▶ **SHORT EXERCISE**
Scan the entries for the string "this" and give the number of lines that have it, nothing further.

▶ **Dataset entries on figures**
┄┄┄┄┄┄┄┄┄┄

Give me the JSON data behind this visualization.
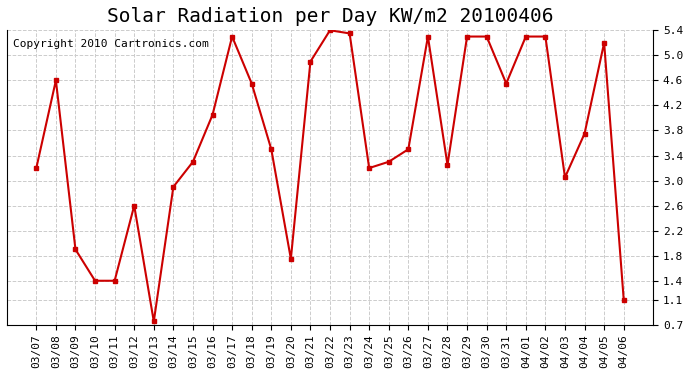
{
  "title": "Solar Radiation per Day KW/m2 20100406",
  "copyright": "Copyright 2010 Cartronics.com",
  "dates": [
    "03/07",
    "03/08",
    "03/09",
    "03/10",
    "03/11",
    "03/12",
    "03/13",
    "03/14",
    "03/15",
    "03/16",
    "03/17",
    "03/18",
    "03/19",
    "03/20",
    "03/21",
    "03/22",
    "03/23",
    "03/24",
    "03/25",
    "03/26",
    "03/27",
    "03/28",
    "03/29",
    "03/30",
    "03/31",
    "04/01",
    "04/02",
    "04/03",
    "04/04",
    "04/05",
    "04/06"
  ],
  "values": [
    3.2,
    4.6,
    1.9,
    1.4,
    1.4,
    2.6,
    0.75,
    2.9,
    3.3,
    4.05,
    5.3,
    4.55,
    3.5,
    1.75,
    4.9,
    5.4,
    5.35,
    3.2,
    3.3,
    3.5,
    5.3,
    3.25,
    5.3,
    5.3,
    4.55,
    5.3,
    5.3,
    3.05,
    3.75,
    5.2,
    1.1
  ],
  "line_color": "#cc0000",
  "marker_color": "#cc0000",
  "bg_color": "#ffffff",
  "grid_color": "#cccccc",
  "ylim": [
    0.7,
    5.4
  ],
  "yticks": [
    0.7,
    1.1,
    1.4,
    1.8,
    2.2,
    2.6,
    3.0,
    3.4,
    3.8,
    4.2,
    4.6,
    5.0,
    5.4
  ],
  "title_fontsize": 14,
  "copyright_fontsize": 8,
  "tick_fontsize": 8
}
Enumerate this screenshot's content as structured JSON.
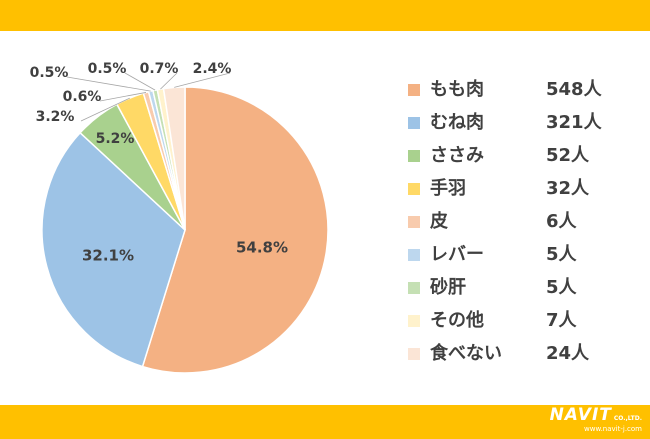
{
  "chart_data": {
    "type": "pie",
    "categories": [
      "もも肉",
      "むね肉",
      "ささみ",
      "手羽",
      "皮",
      "レバー",
      "砂肝",
      "その他",
      "食べない"
    ],
    "values": [
      548,
      321,
      52,
      32,
      6,
      5,
      5,
      7,
      24
    ],
    "value_labels": [
      "548人",
      "321人",
      "52人",
      "32人",
      "6人",
      "5人",
      "5人",
      "7人",
      "24人"
    ],
    "percent_labels": [
      "54.8%",
      "32.1%",
      "5.2%",
      "3.2%",
      "0.6%",
      "0.5%",
      "0.5%",
      "0.7%",
      "2.4%"
    ],
    "colors": [
      "#f4b183",
      "#9dc3e6",
      "#a9d18e",
      "#ffd966",
      "#f8cbad",
      "#bdd7ee",
      "#c5e0b4",
      "#fff2cc",
      "#fbe5d6"
    ],
    "start_angle_deg": 0,
    "direction": "clockwise",
    "legend_position": "right"
  },
  "footer": {
    "brand": "NAVIT",
    "suffix": "CO.,LTD.",
    "url": "www.navit-j.com"
  },
  "colors": {
    "band": "#ffc000",
    "label_text": "#404040"
  }
}
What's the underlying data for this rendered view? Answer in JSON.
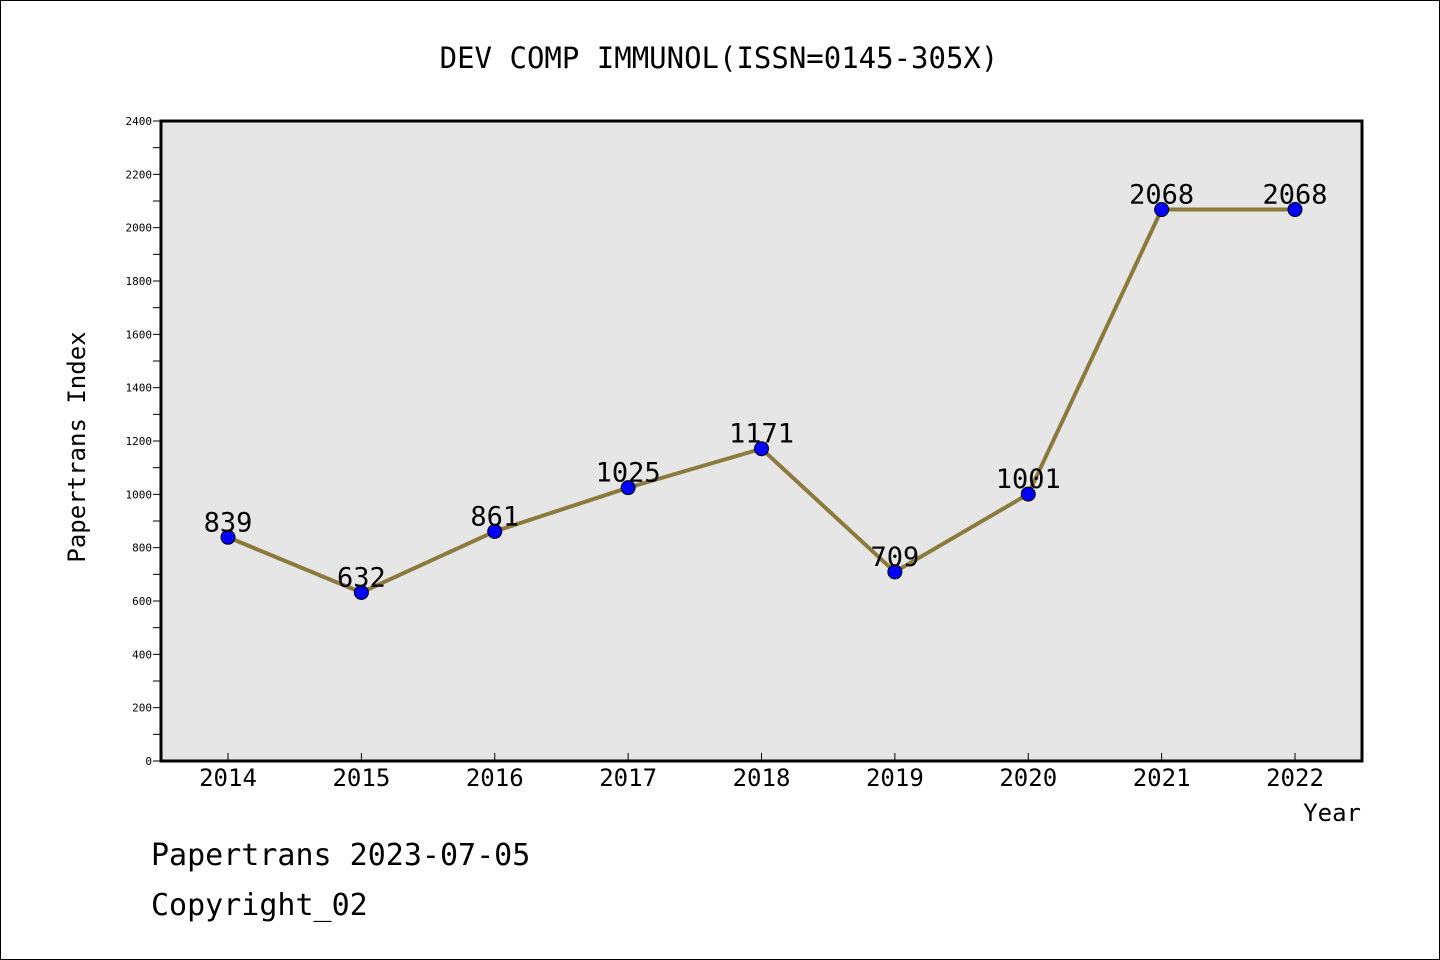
{
  "chart_data": {
    "type": "line",
    "title": "DEV COMP IMMUNOL(ISSN=0145-305X)",
    "xlabel": "Year",
    "ylabel": "Papertrans Index",
    "categories": [
      "2014",
      "2015",
      "2016",
      "2017",
      "2018",
      "2019",
      "2020",
      "2021",
      "2022"
    ],
    "series": [
      {
        "values": [
          839,
          632,
          861,
          1025,
          1171,
          709,
          1001,
          2068,
          2068
        ]
      }
    ],
    "data_labels": [
      "839",
      "632",
      "861",
      "1025",
      "1171",
      "709",
      "1001",
      "2068",
      "2068"
    ],
    "ylim": [
      0,
      2400
    ],
    "yticks": [
      0,
      200,
      400,
      600,
      800,
      1000,
      1200,
      1400,
      1600,
      1800,
      2000,
      2200,
      2400
    ],
    "grid": false,
    "legend": "none",
    "colors": {
      "line": "#8c7a3c",
      "marker": "#0000ff",
      "plot_background": "#e6e6e6"
    }
  },
  "footer": {
    "line1": "Papertrans 2023-07-05",
    "line2": "Copyright_02"
  }
}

┄┄┄┄┄┄┄┄┄┄

▶ **SOLUTION**
3